** Exercise instructions **
Please state how many lines in the records contain the string "Ganesh", with no words besides the number.

** Task data **
___
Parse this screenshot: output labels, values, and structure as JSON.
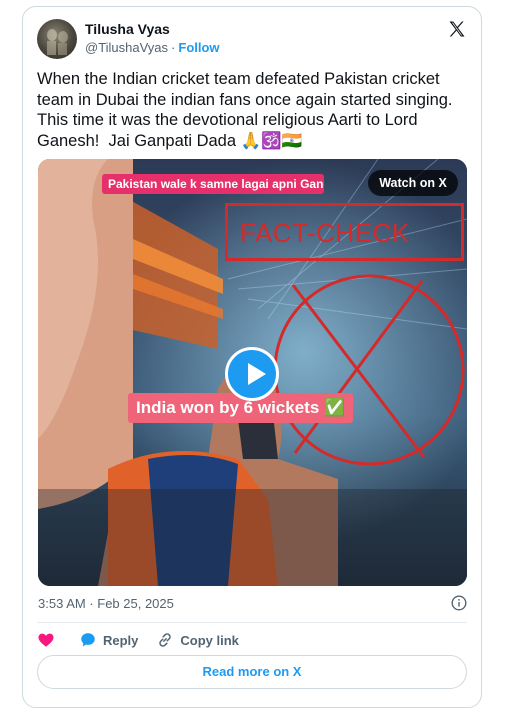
{
  "user": {
    "display_name": "Tilusha Vyas",
    "handle": "@TilushaVyas",
    "separator": "·",
    "follow_label": "Follow"
  },
  "tweet": {
    "text": "When the Indian cricket team defeated Pakistan cricket team in Dubai the indian fans once again started singing. This time it was the devotional religious Aarti to Lord Ganesh!  Jai Ganpati Dada 🙏🕉️🇮🇳",
    "timestamp": "3:53 AM · Feb 25, 2025"
  },
  "media": {
    "caption_top": "Pakistan wale k samne lagai apni Ganesh aarti",
    "watch_label": "Watch on X",
    "fact_check_label": "FACT-CHECK",
    "caption_middle": "India won by 6 wickets ✅",
    "overlay_color": "#d42a2a"
  },
  "actions": {
    "like_label": "",
    "reply_label": "Reply",
    "copy_link_label": "Copy link"
  },
  "footer": {
    "read_more_label": "Read more on X"
  },
  "colors": {
    "accent": "#1d9bf0",
    "like": "#f91880",
    "text_secondary": "#536471"
  }
}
___
** Task answer **
2